- **WHAT YOU HAVE TO DO**: Transcribe every entry word for word, but skip the images.

..........

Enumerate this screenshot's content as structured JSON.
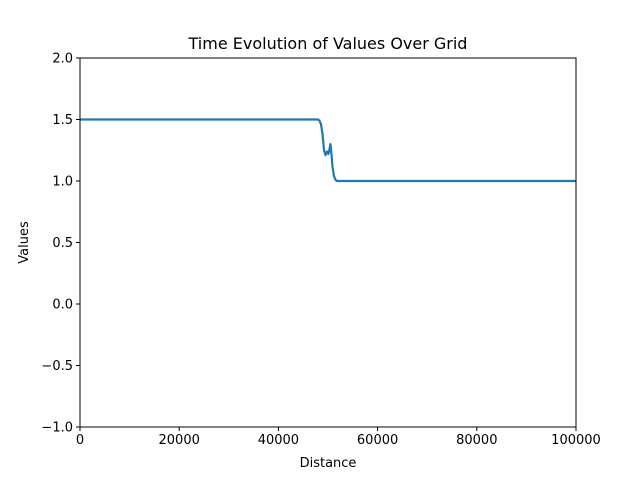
{
  "chart_data": {
    "type": "line",
    "title": "Time Evolution of Values Over Grid",
    "xlabel": "Distance",
    "ylabel": "Values",
    "xlim": [
      0,
      100000
    ],
    "ylim": [
      -1.0,
      2.0
    ],
    "xticks": [
      0,
      20000,
      40000,
      60000,
      80000,
      100000
    ],
    "xtick_labels": [
      "0",
      "20000",
      "40000",
      "60000",
      "80000",
      "100000"
    ],
    "yticks": [
      -1.0,
      -0.5,
      0.0,
      0.5,
      1.0,
      1.5,
      2.0
    ],
    "ytick_labels": [
      "−1.0",
      "−0.5",
      "0.0",
      "0.5",
      "1.0",
      "1.5",
      "2.0"
    ],
    "grid": false,
    "series": [
      {
        "color": "#1f77b4",
        "x": [
          0,
          47500,
          48000,
          48300,
          48600,
          48900,
          49200,
          49500,
          49800,
          50100,
          50300,
          50500,
          50700,
          50900,
          51200,
          51500,
          51800,
          52200,
          53000,
          100000
        ],
        "y": [
          1.5,
          1.5,
          1.5,
          1.49,
          1.46,
          1.38,
          1.25,
          1.21,
          1.24,
          1.22,
          1.26,
          1.3,
          1.22,
          1.12,
          1.04,
          1.01,
          1.0,
          1.0,
          1.0,
          1.0
        ]
      }
    ]
  }
}
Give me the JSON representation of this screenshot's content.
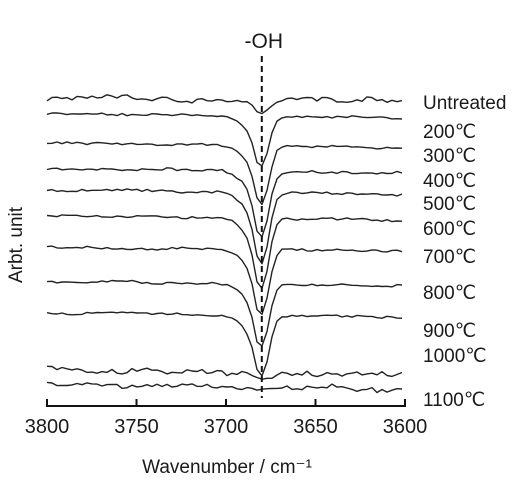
{
  "chart_data": {
    "type": "line",
    "title": "",
    "xlabel": "Wavenumber / cm⁻¹",
    "ylabel": "Arbt. unit",
    "xlim": [
      3800,
      3600
    ],
    "x_ticks": [
      3800,
      3750,
      3700,
      3650,
      3600
    ],
    "x_tick_labels": [
      "3800",
      "3750",
      "3700",
      "3650",
      "3600"
    ],
    "grid": false,
    "legend": "series labels at right end of each trace",
    "annotations": [
      {
        "text": "-OH",
        "x": 3680,
        "style": "dashed vertical line"
      }
    ],
    "peak_x": 3680,
    "series": [
      {
        "name": "Untreated",
        "peak_depth": 0.15
      },
      {
        "name": "200℃",
        "peak_depth": 0.7
      },
      {
        "name": "300℃",
        "peak_depth": 0.85
      },
      {
        "name": "400℃",
        "peak_depth": 0.95
      },
      {
        "name": "500℃",
        "peak_depth": 1.0
      },
      {
        "name": "600℃",
        "peak_depth": 1.0
      },
      {
        "name": "700℃",
        "peak_depth": 0.95
      },
      {
        "name": "800℃",
        "peak_depth": 0.9
      },
      {
        "name": "900℃",
        "peak_depth": 0.85
      },
      {
        "name": "1000℃",
        "peak_depth": 0.25
      },
      {
        "name": "1100℃",
        "peak_depth": 0.15
      }
    ]
  }
}
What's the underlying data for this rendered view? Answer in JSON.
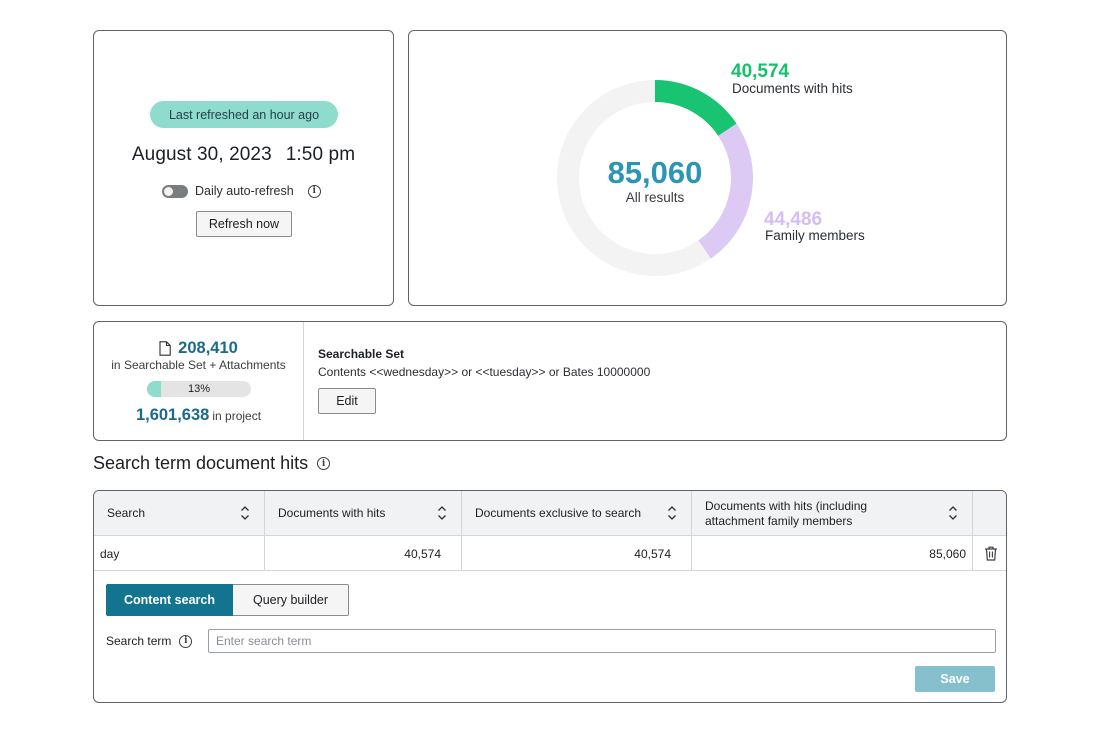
{
  "refresh": {
    "pill": "Last refreshed an hour ago",
    "date": "August 30, 2023",
    "time": "1:50 pm",
    "auto_refresh_label": "Daily auto-refresh",
    "auto_refresh_on": false,
    "button": "Refresh now"
  },
  "chart_data": {
    "type": "pie",
    "total": "85,060",
    "total_label": "All results",
    "slices": [
      {
        "name": "Documents with hits",
        "label": "40,574",
        "value": 40574,
        "color": "#18c472"
      },
      {
        "name": "Family members",
        "label": "44,486",
        "value": 44486,
        "color": "#dccaf4"
      }
    ],
    "track_color": "#f3f3f3"
  },
  "set": {
    "count": "208,410",
    "count_sub": "in Searchable Set + Attachments",
    "percent_label": "13%",
    "percent": 13,
    "project_count": "1,601,638",
    "project_sub": "in project",
    "title": "Searchable Set",
    "query": "Contents <<wednesday>> or <<tuesday>> or Bates 10000000",
    "edit_button": "Edit"
  },
  "section_title": "Search term document hits",
  "table": {
    "columns": [
      "Search",
      "Documents with hits",
      "Documents exclusive to search",
      "Documents with hits (including attachment family members"
    ],
    "rows": [
      {
        "search": "day",
        "hits": "40,574",
        "exclusive": "40,574",
        "with_family": "85,060"
      }
    ]
  },
  "form": {
    "tabs": [
      "Content search",
      "Query builder"
    ],
    "active_tab": 0,
    "term_label": "Search term",
    "term_placeholder": "Enter search term",
    "term_value": "",
    "save_button": "Save"
  },
  "colors": {
    "accent": "#12748f",
    "teal_text": "#1b6b86",
    "pill": "#8fdccf",
    "save_disabled": "#86c0cd"
  }
}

..........

- **TASK OUTPUT**:
Enumerate this screenshot's content as structured JSON.
{
  "chart_data": {
    "type": "line",
    "title": "Time Evolution of Values Over Grid",
    "xlabel": "Distance",
    "ylabel": "Values",
    "xlim": [
      0,
      100000
    ],
    "ylim": [
      -1.0,
      2.0
    ],
    "xticks": [
      0,
      20000,
      40000,
      60000,
      80000,
      100000
    ],
    "xtick_labels": [
      "0",
      "20000",
      "40000",
      "60000",
      "80000",
      "100000"
    ],
    "yticks": [
      -1.0,
      -0.5,
      0.0,
      0.5,
      1.0,
      1.5,
      2.0
    ],
    "ytick_labels": [
      "−1.0",
      "−0.5",
      "0.0",
      "0.5",
      "1.0",
      "1.5",
      "2.0"
    ],
    "grid": false,
    "series": [
      {
        "color": "#1f77b4",
        "x": [
          0,
          47500,
          48000,
          48300,
          48600,
          48900,
          49200,
          49500,
          49800,
          50100,
          50300,
          50500,
          50700,
          50900,
          51200,
          51500,
          51800,
          52200,
          53000,
          100000
        ],
        "y": [
          1.5,
          1.5,
          1.5,
          1.49,
          1.46,
          1.38,
          1.25,
          1.21,
          1.24,
          1.22,
          1.26,
          1.3,
          1.22,
          1.12,
          1.04,
          1.01,
          1.0,
          1.0,
          1.0,
          1.0
        ]
      }
    ]
  }
}
Give me the JSON representation of this screenshot's content.
{
  "chart_data": {
    "type": "line",
    "title": "",
    "xlabel": "Wavenumber / cm⁻¹",
    "ylabel": "Arbt. unit",
    "xlim": [
      3800,
      3600
    ],
    "x_ticks": [
      3800,
      3750,
      3700,
      3650,
      3600
    ],
    "x_tick_labels": [
      "3800",
      "3750",
      "3700",
      "3650",
      "3600"
    ],
    "grid": false,
    "legend": "series labels at right end of each trace",
    "annotations": [
      {
        "text": "-OH",
        "x": 3680,
        "style": "dashed vertical line"
      }
    ],
    "peak_x": 3680,
    "series": [
      {
        "name": "Untreated",
        "peak_depth": 0.15
      },
      {
        "name": "200℃",
        "peak_depth": 0.7
      },
      {
        "name": "300℃",
        "peak_depth": 0.85
      },
      {
        "name": "400℃",
        "peak_depth": 0.95
      },
      {
        "name": "500℃",
        "peak_depth": 1.0
      },
      {
        "name": "600℃",
        "peak_depth": 1.0
      },
      {
        "name": "700℃",
        "peak_depth": 0.95
      },
      {
        "name": "800℃",
        "peak_depth": 0.9
      },
      {
        "name": "900℃",
        "peak_depth": 0.85
      },
      {
        "name": "1000℃",
        "peak_depth": 0.25
      },
      {
        "name": "1100℃",
        "peak_depth": 0.15
      }
    ]
  }
}
What's the underlying data for this rendered view? Answer in JSON.
{
  "refresh": {
    "pill": "Last refreshed an hour ago",
    "date": "August 30, 2023",
    "time": "1:50 pm",
    "auto_refresh_label": "Daily auto-refresh",
    "auto_refresh_on": false,
    "button": "Refresh now"
  },
  "chart_data": {
    "type": "pie",
    "total": "85,060",
    "total_label": "All results",
    "slices": [
      {
        "name": "Documents with hits",
        "label": "40,574",
        "value": 40574,
        "color": "#18c472"
      },
      {
        "name": "Family members",
        "label": "44,486",
        "value": 44486,
        "color": "#dccaf4"
      }
    ],
    "track_color": "#f3f3f3"
  },
  "set": {
    "count": "208,410",
    "count_sub": "in Searchable Set + Attachments",
    "percent_label": "13%",
    "percent": 13,
    "project_count": "1,601,638",
    "project_sub": "in project",
    "title": "Searchable Set",
    "query": "Contents <<wednesday>> or <<tuesday>> or Bates 10000000",
    "edit_button": "Edit"
  },
  "section_title": "Search term document hits",
  "table": {
    "columns": [
      "Search",
      "Documents with hits",
      "Documents exclusive to search",
      "Documents with hits (including attachment family members"
    ],
    "rows": [
      {
        "search": "day",
        "hits": "40,574",
        "exclusive": "40,574",
        "with_family": "85,060"
      }
    ]
  },
  "form": {
    "tabs": [
      "Content search",
      "Query builder"
    ],
    "active_tab": 0,
    "term_label": "Search term",
    "term_placeholder": "Enter search term",
    "term_value": "",
    "save_button": "Save"
  },
  "colors": {
    "accent": "#12748f",
    "teal_text": "#1b6b86",
    "pill": "#8fdccf",
    "save_disabled": "#86c0cd"
  }
}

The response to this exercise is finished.